DIRECTION
Below is a listing to write out in full, exactly as given, without its pictures.

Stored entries
================

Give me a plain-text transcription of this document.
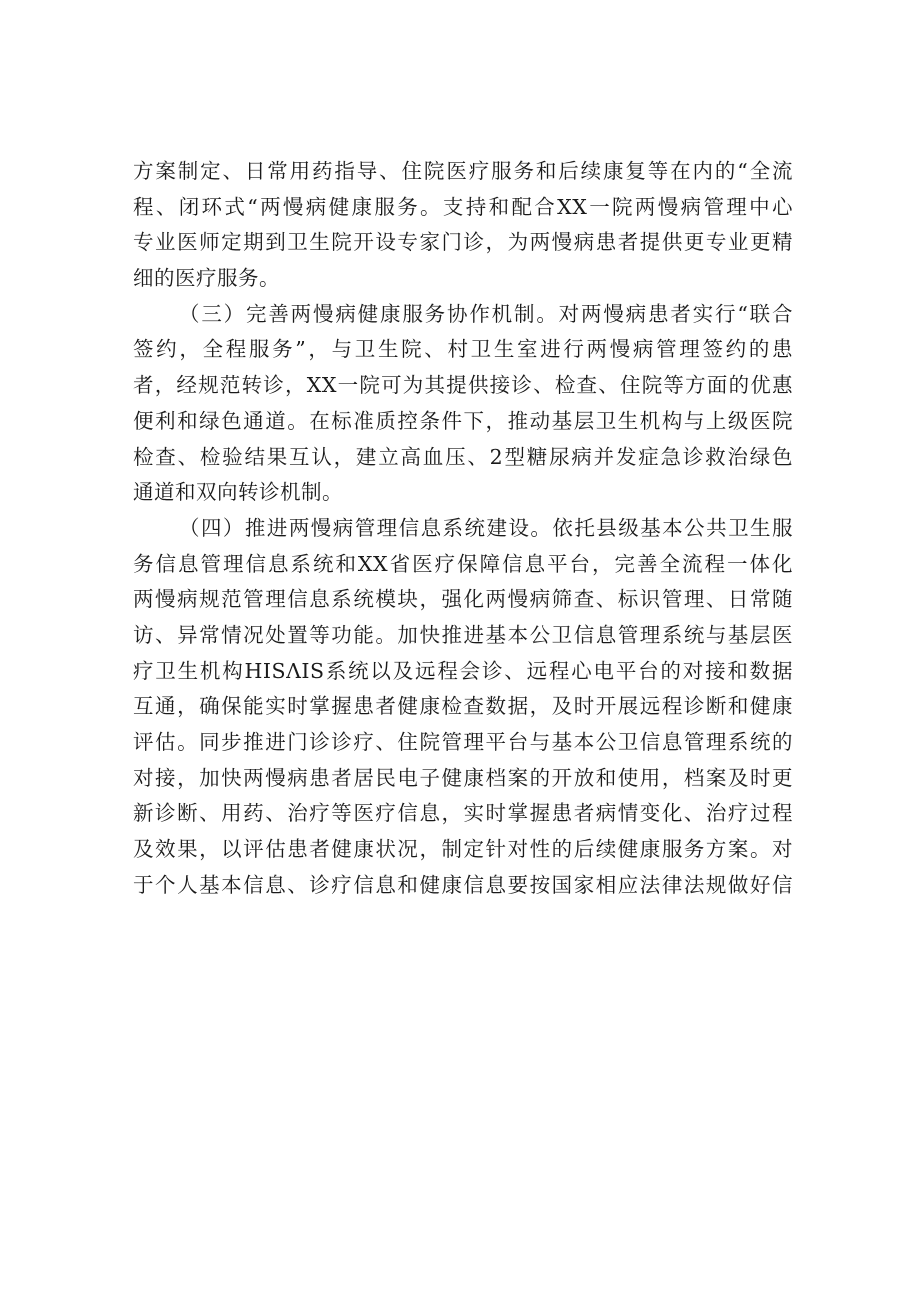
方案制定、日常用药指导、住院医疗服务和后续康复等在内的“全流
程、闭环式“两慢病健康服务。支持和配合XX一院两慢病管理中心
专业医师定期到卫生院开设专家门诊，为两慢病患者提供更专业更精
细的医疗服务。
（三）完善两慢病健康服务协作机制。对两慢病患者实行“联合
签约，全程服务”，与卫生院、村卫生室进行两慢病管理签约的患
者，经规范转诊，XX一院可为其提供接诊、检查、住院等方面的优惠
便利和绿色通道。在标准质控条件下，推动基层卫生机构与上级医院
检查、检验结果互认，建立高血压、2型糖尿病并发症急诊救治绿色
通道和双向转诊机制。
（四）推进两慢病管理信息系统建设。依托县级基本公共卫生服
务信息管理信息系统和XX省医疗保障信息平台，完善全流程一体化
两慢病规范管理信息系统模块，强化两慢病筛查、标识管理、日常随
访、异常情况处置等功能。加快推进基本公卫信息管理系统与基层医
疗卫生机构HISΛIS系统以及远程会诊、远程心电平台的对接和数据
互通，确保能实时掌握患者健康检查数据，及时开展远程诊断和健康
评估。同步推进门诊诊疗、住院管理平台与基本公卫信息管理系统的
对接，加快两慢病患者居民电子健康档案的开放和使用，档案及时更
新诊断、用药、治疗等医疗信息，实时掌握患者病情变化、治疗过程
及效果，以评估患者健康状况，制定针对性的后续健康服务方案。对
于个人基本信息、诊疗信息和健康信息要按国家相应法律法规做好信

================

WORKED SOLUTION
Give me a plain-text transcription of this document.
方案制定、日常用药指导、住院医疗服务和后续康复等在内的“全流
程、闭环式“两慢病健康服务。支持和配合XX一院两慢病管理中心
专业医师定期到卫生院开设专家门诊，为两慢病患者提供更专业更精
细的医疗服务。
（三）完善两慢病健康服务协作机制。对两慢病患者实行“联合
签约，全程服务”，与卫生院、村卫生室进行两慢病管理签约的患
者，经规范转诊，XX一院可为其提供接诊、检查、住院等方面的优惠
便利和绿色通道。在标准质控条件下，推动基层卫生机构与上级医院
检查、检验结果互认，建立高血压、2型糖尿病并发症急诊救治绿色
通道和双向转诊机制。
（四）推进两慢病管理信息系统建设。依托县级基本公共卫生服
务信息管理信息系统和XX省医疗保障信息平台，完善全流程一体化
两慢病规范管理信息系统模块，强化两慢病筛查、标识管理、日常随
访、异常情况处置等功能。加快推进基本公卫信息管理系统与基层医
疗卫生机构HISΛIS系统以及远程会诊、远程心电平台的对接和数据
互通，确保能实时掌握患者健康检查数据，及时开展远程诊断和健康
评估。同步推进门诊诊疗、住院管理平台与基本公卫信息管理系统的
对接，加快两慢病患者居民电子健康档案的开放和使用，档案及时更
新诊断、用药、治疗等医疗信息，实时掌握患者病情变化、治疗过程
及效果，以评估患者健康状况，制定针对性的后续健康服务方案。对
于个人基本信息、诊疗信息和健康信息要按国家相应法律法规做好信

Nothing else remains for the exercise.